To be done: Copy out all the lines exactly. Omit pictures.

-- Begin Provided information --

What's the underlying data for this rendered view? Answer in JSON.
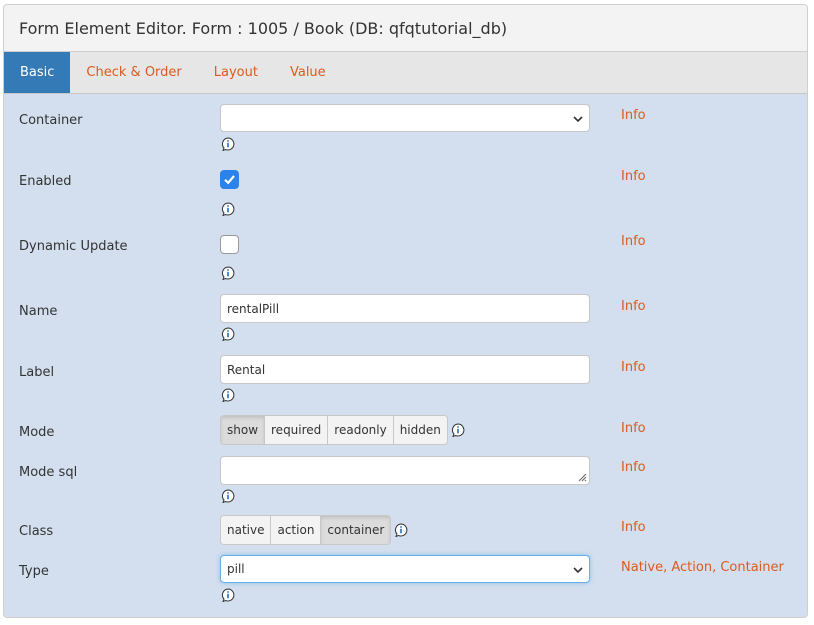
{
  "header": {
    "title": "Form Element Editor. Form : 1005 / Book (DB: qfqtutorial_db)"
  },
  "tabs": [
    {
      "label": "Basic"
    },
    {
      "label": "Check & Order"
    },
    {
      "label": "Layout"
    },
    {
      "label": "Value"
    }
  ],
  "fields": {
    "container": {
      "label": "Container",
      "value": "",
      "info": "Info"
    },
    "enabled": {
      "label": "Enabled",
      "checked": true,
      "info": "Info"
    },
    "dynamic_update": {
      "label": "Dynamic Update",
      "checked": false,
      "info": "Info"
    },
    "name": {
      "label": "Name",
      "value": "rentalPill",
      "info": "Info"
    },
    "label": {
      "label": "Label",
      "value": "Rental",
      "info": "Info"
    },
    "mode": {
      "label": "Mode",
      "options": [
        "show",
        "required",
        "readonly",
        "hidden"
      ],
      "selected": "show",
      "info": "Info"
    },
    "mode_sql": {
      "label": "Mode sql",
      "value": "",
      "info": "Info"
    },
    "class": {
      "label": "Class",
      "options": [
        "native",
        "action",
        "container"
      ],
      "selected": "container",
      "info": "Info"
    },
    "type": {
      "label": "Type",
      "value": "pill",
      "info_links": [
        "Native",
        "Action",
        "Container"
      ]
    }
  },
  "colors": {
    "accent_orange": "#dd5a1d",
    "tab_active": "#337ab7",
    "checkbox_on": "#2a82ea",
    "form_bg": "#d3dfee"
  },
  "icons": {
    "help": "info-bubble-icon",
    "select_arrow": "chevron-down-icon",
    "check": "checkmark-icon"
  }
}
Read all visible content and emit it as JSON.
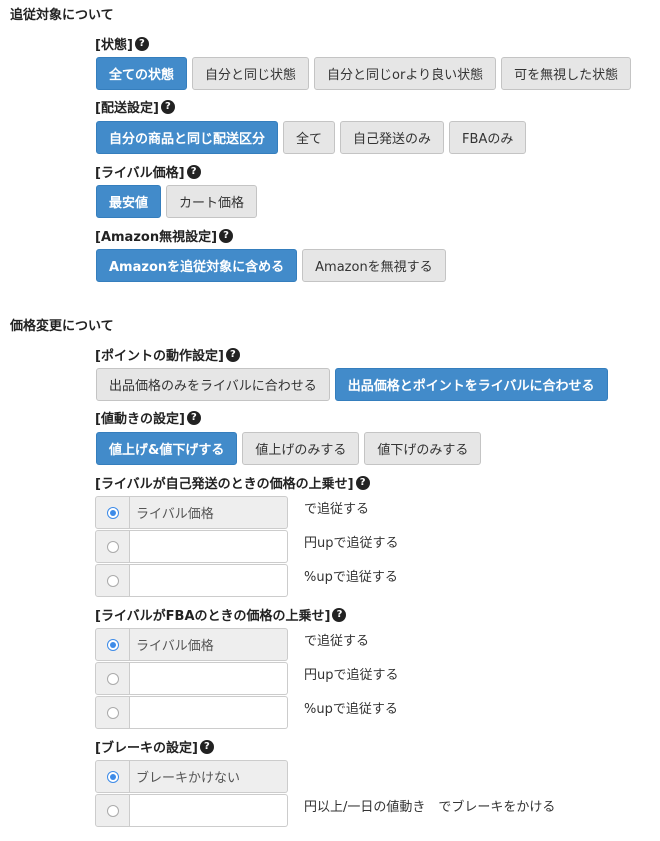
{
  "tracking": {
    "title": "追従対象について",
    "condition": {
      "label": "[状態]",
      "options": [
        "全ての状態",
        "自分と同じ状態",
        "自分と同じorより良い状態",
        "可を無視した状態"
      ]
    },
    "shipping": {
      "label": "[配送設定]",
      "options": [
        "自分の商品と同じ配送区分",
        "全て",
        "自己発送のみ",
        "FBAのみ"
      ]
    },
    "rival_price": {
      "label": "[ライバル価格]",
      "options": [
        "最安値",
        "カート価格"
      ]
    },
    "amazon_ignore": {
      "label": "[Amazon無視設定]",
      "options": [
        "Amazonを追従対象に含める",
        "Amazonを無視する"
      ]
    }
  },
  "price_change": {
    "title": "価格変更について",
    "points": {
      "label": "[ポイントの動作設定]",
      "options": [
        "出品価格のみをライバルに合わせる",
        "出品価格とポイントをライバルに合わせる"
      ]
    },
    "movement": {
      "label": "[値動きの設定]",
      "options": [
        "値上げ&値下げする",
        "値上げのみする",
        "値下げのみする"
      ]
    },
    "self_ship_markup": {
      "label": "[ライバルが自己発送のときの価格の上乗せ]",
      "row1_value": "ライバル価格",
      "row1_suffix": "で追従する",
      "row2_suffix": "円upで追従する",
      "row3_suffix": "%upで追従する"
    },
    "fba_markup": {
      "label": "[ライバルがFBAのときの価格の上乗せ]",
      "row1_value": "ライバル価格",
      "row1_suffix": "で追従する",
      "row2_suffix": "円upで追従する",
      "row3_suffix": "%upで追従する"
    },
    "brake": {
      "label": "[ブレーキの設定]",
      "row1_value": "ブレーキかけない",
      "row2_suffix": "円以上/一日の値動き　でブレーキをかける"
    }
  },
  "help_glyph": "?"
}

-- End Provided information --

Result:
What's the underlying data for this rendered view? Answer in JSON.
{
  "header": {
    "title": "Form Element Editor. Form : 1005 / Book (DB: qfqtutorial_db)"
  },
  "tabs": [
    {
      "label": "Basic"
    },
    {
      "label": "Check & Order"
    },
    {
      "label": "Layout"
    },
    {
      "label": "Value"
    }
  ],
  "fields": {
    "container": {
      "label": "Container",
      "value": "",
      "info": "Info"
    },
    "enabled": {
      "label": "Enabled",
      "checked": true,
      "info": "Info"
    },
    "dynamic_update": {
      "label": "Dynamic Update",
      "checked": false,
      "info": "Info"
    },
    "name": {
      "label": "Name",
      "value": "rentalPill",
      "info": "Info"
    },
    "label": {
      "label": "Label",
      "value": "Rental",
      "info": "Info"
    },
    "mode": {
      "label": "Mode",
      "options": [
        "show",
        "required",
        "readonly",
        "hidden"
      ],
      "selected": "show",
      "info": "Info"
    },
    "mode_sql": {
      "label": "Mode sql",
      "value": "",
      "info": "Info"
    },
    "class": {
      "label": "Class",
      "options": [
        "native",
        "action",
        "container"
      ],
      "selected": "container",
      "info": "Info"
    },
    "type": {
      "label": "Type",
      "value": "pill",
      "info_links": [
        "Native",
        "Action",
        "Container"
      ]
    }
  },
  "colors": {
    "accent_orange": "#dd5a1d",
    "tab_active": "#337ab7",
    "checkbox_on": "#2a82ea",
    "form_bg": "#d3dfee"
  },
  "icons": {
    "help": "info-bubble-icon",
    "select_arrow": "chevron-down-icon",
    "check": "checkmark-icon"
  }
}
Read all visible content and emit it as JSON.
{
  "tracking": {
    "title": "追従対象について",
    "condition": {
      "label": "[状態]",
      "options": [
        "全ての状態",
        "自分と同じ状態",
        "自分と同じorより良い状態",
        "可を無視した状態"
      ]
    },
    "shipping": {
      "label": "[配送設定]",
      "options": [
        "自分の商品と同じ配送区分",
        "全て",
        "自己発送のみ",
        "FBAのみ"
      ]
    },
    "rival_price": {
      "label": "[ライバル価格]",
      "options": [
        "最安値",
        "カート価格"
      ]
    },
    "amazon_ignore": {
      "label": "[Amazon無視設定]",
      "options": [
        "Amazonを追従対象に含める",
        "Amazonを無視する"
      ]
    }
  },
  "price_change": {
    "title": "価格変更について",
    "points": {
      "label": "[ポイントの動作設定]",
      "options": [
        "出品価格のみをライバルに合わせる",
        "出品価格とポイントをライバルに合わせる"
      ]
    },
    "movement": {
      "label": "[値動きの設定]",
      "options": [
        "値上げ&値下げする",
        "値上げのみする",
        "値下げのみする"
      ]
    },
    "self_ship_markup": {
      "label": "[ライバルが自己発送のときの価格の上乗せ]",
      "row1_value": "ライバル価格",
      "row1_suffix": "で追従する",
      "row2_suffix": "円upで追従する",
      "row3_suffix": "%upで追従する"
    },
    "fba_markup": {
      "label": "[ライバルがFBAのときの価格の上乗せ]",
      "row1_value": "ライバル価格",
      "row1_suffix": "で追従する",
      "row2_suffix": "円upで追従する",
      "row3_suffix": "%upで追従する"
    },
    "brake": {
      "label": "[ブレーキの設定]",
      "row1_value": "ブレーキかけない",
      "row2_suffix": "円以上/一日の値動き　でブレーキをかける"
    }
  },
  "help_glyph": "?"
}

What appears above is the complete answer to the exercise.